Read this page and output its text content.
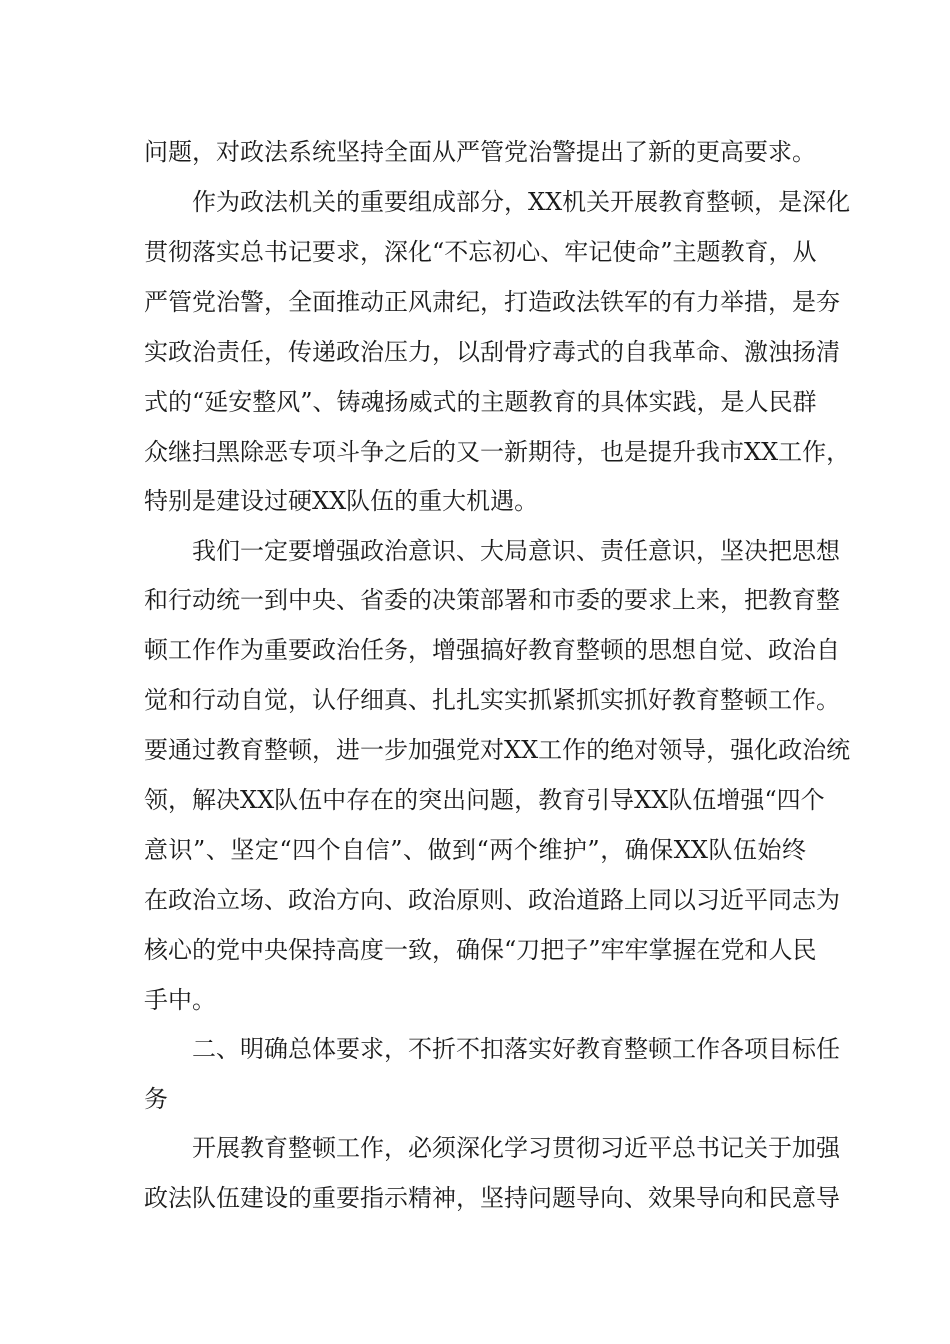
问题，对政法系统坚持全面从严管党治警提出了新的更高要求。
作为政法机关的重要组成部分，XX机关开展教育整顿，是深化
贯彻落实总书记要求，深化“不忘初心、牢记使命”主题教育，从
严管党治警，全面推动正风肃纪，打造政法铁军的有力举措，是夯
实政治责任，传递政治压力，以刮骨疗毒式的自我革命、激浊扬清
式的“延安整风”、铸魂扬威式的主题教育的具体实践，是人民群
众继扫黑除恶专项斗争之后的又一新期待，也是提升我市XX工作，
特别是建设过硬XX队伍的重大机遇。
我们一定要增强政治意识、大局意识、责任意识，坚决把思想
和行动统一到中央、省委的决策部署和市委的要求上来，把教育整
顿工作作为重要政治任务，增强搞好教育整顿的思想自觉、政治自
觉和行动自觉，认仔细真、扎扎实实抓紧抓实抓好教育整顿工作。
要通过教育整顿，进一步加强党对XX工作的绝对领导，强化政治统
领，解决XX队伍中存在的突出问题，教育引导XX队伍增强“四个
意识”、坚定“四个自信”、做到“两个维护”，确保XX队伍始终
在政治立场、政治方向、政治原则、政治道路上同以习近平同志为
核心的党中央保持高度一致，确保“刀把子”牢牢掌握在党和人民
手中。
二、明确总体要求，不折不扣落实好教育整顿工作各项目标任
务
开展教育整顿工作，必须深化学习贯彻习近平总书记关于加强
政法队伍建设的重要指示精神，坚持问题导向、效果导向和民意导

WHAT YOU SHOULD DO: Working from the lines above, reproduce the material exactly and exclude its pictures.

PROBLEM SOLUTION:
Read this page and output its text content.
问题，对政法系统坚持全面从严管党治警提出了新的更高要求。
作为政法机关的重要组成部分，XX机关开展教育整顿，是深化
贯彻落实总书记要求，深化“不忘初心、牢记使命”主题教育，从
严管党治警，全面推动正风肃纪，打造政法铁军的有力举措，是夯
实政治责任，传递政治压力，以刮骨疗毒式的自我革命、激浊扬清
式的“延安整风”、铸魂扬威式的主题教育的具体实践，是人民群
众继扫黑除恶专项斗争之后的又一新期待，也是提升我市XX工作，
特别是建设过硬XX队伍的重大机遇。
我们一定要增强政治意识、大局意识、责任意识，坚决把思想
和行动统一到中央、省委的决策部署和市委的要求上来，把教育整
顿工作作为重要政治任务，增强搞好教育整顿的思想自觉、政治自
觉和行动自觉，认仔细真、扎扎实实抓紧抓实抓好教育整顿工作。
要通过教育整顿，进一步加强党对XX工作的绝对领导，强化政治统
领，解决XX队伍中存在的突出问题，教育引导XX队伍增强“四个
意识”、坚定“四个自信”、做到“两个维护”，确保XX队伍始终
在政治立场、政治方向、政治原则、政治道路上同以习近平同志为
核心的党中央保持高度一致，确保“刀把子”牢牢掌握在党和人民
手中。
二、明确总体要求，不折不扣落实好教育整顿工作各项目标任
务
开展教育整顿工作，必须深化学习贯彻习近平总书记关于加强
政法队伍建设的重要指示精神，坚持问题导向、效果导向和民意导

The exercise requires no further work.